### Instructions to follow
The records that follow are to be repeated exactly, with the pictures removed.
-*-
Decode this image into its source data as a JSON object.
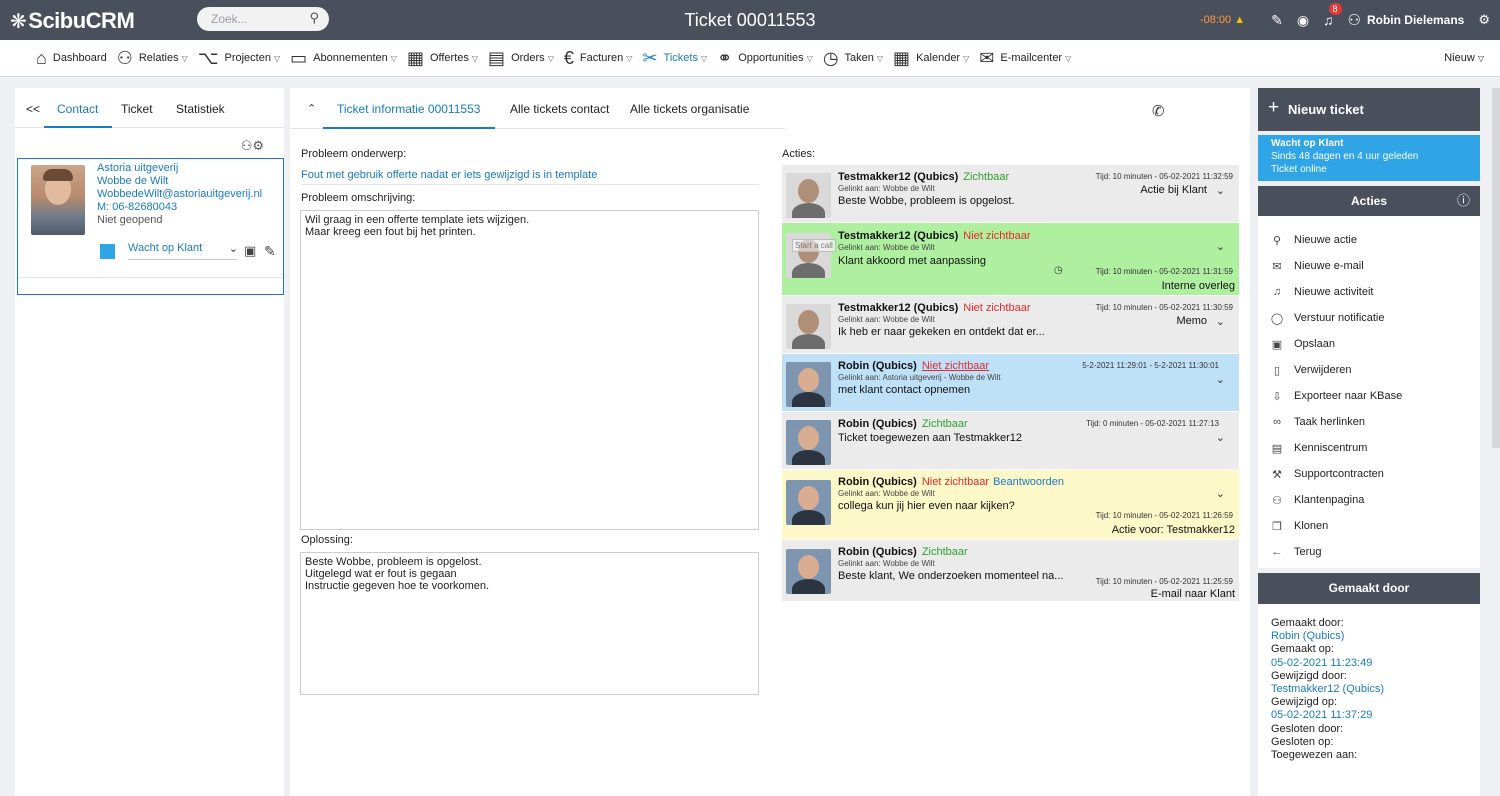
{
  "topbar": {
    "logo": "ScibuCRM",
    "search_placeholder": "Zoek...",
    "title": "Ticket 00011553",
    "time_warning": "-08:00",
    "notification_count": "8",
    "user_name": "Robin Dielemans"
  },
  "nav": {
    "items": [
      {
        "label": "Dashboard",
        "icon": "home-icon"
      },
      {
        "label": "Relaties",
        "icon": "user-icon"
      },
      {
        "label": "Projecten",
        "icon": "network-icon"
      },
      {
        "label": "Abonnementen",
        "icon": "folder-icon"
      },
      {
        "label": "Offertes",
        "icon": "calculator-icon"
      },
      {
        "label": "Orders",
        "icon": "clipboard-icon"
      },
      {
        "label": "Facturen",
        "icon": "euro-icon"
      },
      {
        "label": "Tickets",
        "icon": "tools-icon"
      },
      {
        "label": "Opportunities",
        "icon": "handshake-icon"
      },
      {
        "label": "Taken",
        "icon": "clock-icon"
      },
      {
        "label": "Kalender",
        "icon": "calendar-icon"
      },
      {
        "label": "E-mailcenter",
        "icon": "mail-icon"
      }
    ],
    "active": "Tickets",
    "new_label": "Nieuw"
  },
  "left": {
    "collapse": "<<",
    "tabs": [
      "Contact",
      "Ticket",
      "Statistiek"
    ],
    "contact": {
      "org": "Astoria uitgeverij",
      "name": "Wobbe de Wilt",
      "email": "WobbedeWilt@astoriauitgeverij.nl",
      "phone": "M: 06-82680043",
      "opened": "Niet geopend",
      "status": "Wacht op Klant",
      "status_color": "#2fa4e7"
    }
  },
  "middle": {
    "tabs": [
      "Ticket informatie 00011553",
      "Alle tickets contact",
      "Alle tickets organisatie"
    ],
    "subject_label": "Probleem onderwerp:",
    "subject": "Fout met gebruik offerte nadat er iets gewijzigd is in template",
    "description_label": "Probleem omschrijving:",
    "description": "Wil graag in een offerte template iets wijzigen.\nMaar kreeg een fout bij het printen.",
    "solution_label": "Oplossing:",
    "solution": "Beste Wobbe, probleem is opgelost.\nUitgelegd wat er fout is gegaan\nInstructie gegeven hoe te voorkomen.",
    "acties_label": "Acties:"
  },
  "actions": [
    {
      "who": "Testmakker12 (Qubics)",
      "visibility": "Zichtbaar",
      "linked": "Gelinkt aan: Wobbe de Wilt",
      "message": "Beste Wobbe, probleem is opgelost.",
      "time": "Tijd: 10 minuten - 05-02-2021 11:32:59",
      "tag": "Actie bij Klant",
      "bg": "#ebebeb"
    },
    {
      "who": "Testmakker12 (Qubics)",
      "visibility": "Niet zichtbaar",
      "linked": "Gelinkt aan: Wobbe de Wilt",
      "message": "Klant akkoord met aanpassing",
      "time": "Tijd: 10 minuten - 05-02-2021 11:31:59",
      "tag": "Interne overleg",
      "bg": "#aef0a0",
      "overlay": "Start a call"
    },
    {
      "who": "Testmakker12 (Qubics)",
      "visibility": "Niet zichtbaar",
      "linked": "Gelinkt aan: Wobbe de Wilt",
      "message": "Ik heb er naar gekeken en ontdekt dat er...",
      "time": "Tijd: 10 minuten - 05-02-2021 11:30:59",
      "tag": "Memo",
      "bg": "#ebebeb"
    },
    {
      "who": "Robin (Qubics)",
      "visibility": "Niet zichtbaar",
      "linked": "Gelinkt aan: Astoria uitgeverij - Wobbe de Wilt",
      "message": "met klant contact opnemen",
      "time": "5-2-2021 11:29:01 - 5-2-2021 11:30:01",
      "tag": "",
      "bg": "#bfe1f8"
    },
    {
      "who": "Robin (Qubics)",
      "visibility": "Zichtbaar",
      "linked": "",
      "message": "Ticket toegewezen aan Testmakker12",
      "time": "Tijd: 0 minuten - 05-02-2021 11:27:13",
      "tag": "",
      "bg": "#ebebeb"
    },
    {
      "who": "Robin (Qubics)",
      "visibility": "Niet zichtbaar",
      "reply": "Beantwoorden",
      "linked": "Gelinkt aan: Wobbe de Wilt",
      "message": "collega kun jij hier even naar kijken?",
      "time": "Tijd: 10 minuten - 05-02-2021 11:26:59",
      "tag": "Actie voor: Testmakker12",
      "bg": "#fdf8c8"
    },
    {
      "who": "Robin (Qubics)",
      "visibility": "Zichtbaar",
      "linked": "Gelinkt aan: Wobbe de Wilt",
      "message": "Beste klant, We onderzoeken momenteel na...",
      "time": "Tijd: 10 minuten - 05-02-2021 11:25:59",
      "tag": "E-mail naar Klant",
      "bg": "#ebebeb"
    }
  ],
  "right": {
    "new_ticket": "Nieuw ticket",
    "status_title": "Wacht op Klant",
    "status_since": "Sinds 48 dagen en 4 uur geleden",
    "status_online": "Ticket online",
    "acties_title": "Acties",
    "acties": [
      {
        "label": "Nieuwe actie",
        "icon": "pin-icon"
      },
      {
        "label": "Nieuwe e-mail",
        "icon": "mail-icon"
      },
      {
        "label": "Nieuwe activiteit",
        "icon": "bell-icon"
      },
      {
        "label": "Verstuur notificatie",
        "icon": "chat-icon"
      },
      {
        "label": "Opslaan",
        "icon": "save-icon"
      },
      {
        "label": "Verwijderen",
        "icon": "trash-icon"
      },
      {
        "label": "Exporteer naar KBase",
        "icon": "export-icon"
      },
      {
        "label": "Taak herlinken",
        "icon": "link-icon"
      },
      {
        "label": "Kenniscentrum",
        "icon": "book-icon"
      },
      {
        "label": "Supportcontracten",
        "icon": "wrench-icon"
      },
      {
        "label": "Klantenpagina",
        "icon": "users-icon"
      },
      {
        "label": "Klonen",
        "icon": "copy-icon"
      },
      {
        "label": "Terug",
        "icon": "arrow-left-icon"
      }
    ],
    "made_title": "Gemaakt door",
    "made": {
      "made_by_label": "Gemaakt door:",
      "made_by": "Robin (Qubics)",
      "made_on_label": "Gemaakt op:",
      "made_on": "05-02-2021 11:23:49",
      "changed_by_label": "Gewijzigd door:",
      "changed_by": "Testmakker12 (Qubics)",
      "changed_on_label": "Gewijzigd op:",
      "changed_on": "05-02-2021 11:37:29",
      "closed_by_label": "Gesloten door:",
      "closed_on_label": "Gesloten op:",
      "assigned_label": "Toegewezen aan:"
    }
  }
}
-*-
### Task result
Decode this image into its source data as a JSON object.
{
  "topbar": {
    "logo": "ScibuCRM",
    "search_placeholder": "Zoek...",
    "title": "Ticket 00011553",
    "time_warning": "-08:00",
    "notification_count": "8",
    "user_name": "Robin Dielemans"
  },
  "nav": {
    "items": [
      {
        "label": "Dashboard",
        "icon": "home-icon"
      },
      {
        "label": "Relaties",
        "icon": "user-icon"
      },
      {
        "label": "Projecten",
        "icon": "network-icon"
      },
      {
        "label": "Abonnementen",
        "icon": "folder-icon"
      },
      {
        "label": "Offertes",
        "icon": "calculator-icon"
      },
      {
        "label": "Orders",
        "icon": "clipboard-icon"
      },
      {
        "label": "Facturen",
        "icon": "euro-icon"
      },
      {
        "label": "Tickets",
        "icon": "tools-icon"
      },
      {
        "label": "Opportunities",
        "icon": "handshake-icon"
      },
      {
        "label": "Taken",
        "icon": "clock-icon"
      },
      {
        "label": "Kalender",
        "icon": "calendar-icon"
      },
      {
        "label": "E-mailcenter",
        "icon": "mail-icon"
      }
    ],
    "active": "Tickets",
    "new_label": "Nieuw"
  },
  "left": {
    "collapse": "<<",
    "tabs": [
      "Contact",
      "Ticket",
      "Statistiek"
    ],
    "contact": {
      "org": "Astoria uitgeverij",
      "name": "Wobbe de Wilt",
      "email": "WobbedeWilt@astoriauitgeverij.nl",
      "phone": "M: 06-82680043",
      "opened": "Niet geopend",
      "status": "Wacht op Klant",
      "status_color": "#2fa4e7"
    }
  },
  "middle": {
    "tabs": [
      "Ticket informatie 00011553",
      "Alle tickets contact",
      "Alle tickets organisatie"
    ],
    "subject_label": "Probleem onderwerp:",
    "subject": "Fout met gebruik offerte nadat er iets gewijzigd is in template",
    "description_label": "Probleem omschrijving:",
    "description": "Wil graag in een offerte template iets wijzigen.\nMaar kreeg een fout bij het printen.",
    "solution_label": "Oplossing:",
    "solution": "Beste Wobbe, probleem is opgelost.\nUitgelegd wat er fout is gegaan\nInstructie gegeven hoe te voorkomen.",
    "acties_label": "Acties:"
  },
  "actions": [
    {
      "who": "Testmakker12 (Qubics)",
      "visibility": "Zichtbaar",
      "linked": "Gelinkt aan: Wobbe de Wilt",
      "message": "Beste Wobbe, probleem is opgelost.",
      "time": "Tijd: 10 minuten - 05-02-2021 11:32:59",
      "tag": "Actie bij Klant",
      "bg": "#ebebeb"
    },
    {
      "who": "Testmakker12 (Qubics)",
      "visibility": "Niet zichtbaar",
      "linked": "Gelinkt aan: Wobbe de Wilt",
      "message": "Klant akkoord met aanpassing",
      "time": "Tijd: 10 minuten - 05-02-2021 11:31:59",
      "tag": "Interne overleg",
      "bg": "#aef0a0",
      "overlay": "Start a call"
    },
    {
      "who": "Testmakker12 (Qubics)",
      "visibility": "Niet zichtbaar",
      "linked": "Gelinkt aan: Wobbe de Wilt",
      "message": "Ik heb er naar gekeken en ontdekt dat er...",
      "time": "Tijd: 10 minuten - 05-02-2021 11:30:59",
      "tag": "Memo",
      "bg": "#ebebeb"
    },
    {
      "who": "Robin (Qubics)",
      "visibility": "Niet zichtbaar",
      "linked": "Gelinkt aan: Astoria uitgeverij - Wobbe de Wilt",
      "message": "met klant contact opnemen",
      "time": "5-2-2021 11:29:01 - 5-2-2021 11:30:01",
      "tag": "",
      "bg": "#bfe1f8"
    },
    {
      "who": "Robin (Qubics)",
      "visibility": "Zichtbaar",
      "linked": "",
      "message": "Ticket toegewezen aan Testmakker12",
      "time": "Tijd: 0 minuten - 05-02-2021 11:27:13",
      "tag": "",
      "bg": "#ebebeb"
    },
    {
      "who": "Robin (Qubics)",
      "visibility": "Niet zichtbaar",
      "reply": "Beantwoorden",
      "linked": "Gelinkt aan: Wobbe de Wilt",
      "message": "collega kun jij hier even naar kijken?",
      "time": "Tijd: 10 minuten - 05-02-2021 11:26:59",
      "tag": "Actie voor: Testmakker12",
      "bg": "#fdf8c8"
    },
    {
      "who": "Robin (Qubics)",
      "visibility": "Zichtbaar",
      "linked": "Gelinkt aan: Wobbe de Wilt",
      "message": "Beste klant, We onderzoeken momenteel na...",
      "time": "Tijd: 10 minuten - 05-02-2021 11:25:59",
      "tag": "E-mail naar Klant",
      "bg": "#ebebeb"
    }
  ],
  "right": {
    "new_ticket": "Nieuw ticket",
    "status_title": "Wacht op Klant",
    "status_since": "Sinds 48 dagen en 4 uur geleden",
    "status_online": "Ticket online",
    "acties_title": "Acties",
    "acties": [
      {
        "label": "Nieuwe actie",
        "icon": "pin-icon"
      },
      {
        "label": "Nieuwe e-mail",
        "icon": "mail-icon"
      },
      {
        "label": "Nieuwe activiteit",
        "icon": "bell-icon"
      },
      {
        "label": "Verstuur notificatie",
        "icon": "chat-icon"
      },
      {
        "label": "Opslaan",
        "icon": "save-icon"
      },
      {
        "label": "Verwijderen",
        "icon": "trash-icon"
      },
      {
        "label": "Exporteer naar KBase",
        "icon": "export-icon"
      },
      {
        "label": "Taak herlinken",
        "icon": "link-icon"
      },
      {
        "label": "Kenniscentrum",
        "icon": "book-icon"
      },
      {
        "label": "Supportcontracten",
        "icon": "wrench-icon"
      },
      {
        "label": "Klantenpagina",
        "icon": "users-icon"
      },
      {
        "label": "Klonen",
        "icon": "copy-icon"
      },
      {
        "label": "Terug",
        "icon": "arrow-left-icon"
      }
    ],
    "made_title": "Gemaakt door",
    "made": {
      "made_by_label": "Gemaakt door:",
      "made_by": "Robin (Qubics)",
      "made_on_label": "Gemaakt op:",
      "made_on": "05-02-2021 11:23:49",
      "changed_by_label": "Gewijzigd door:",
      "changed_by": "Testmakker12 (Qubics)",
      "changed_on_label": "Gewijzigd op:",
      "changed_on": "05-02-2021 11:37:29",
      "closed_by_label": "Gesloten door:",
      "closed_on_label": "Gesloten op:",
      "assigned_label": "Toegewezen aan:"
    }
  }
}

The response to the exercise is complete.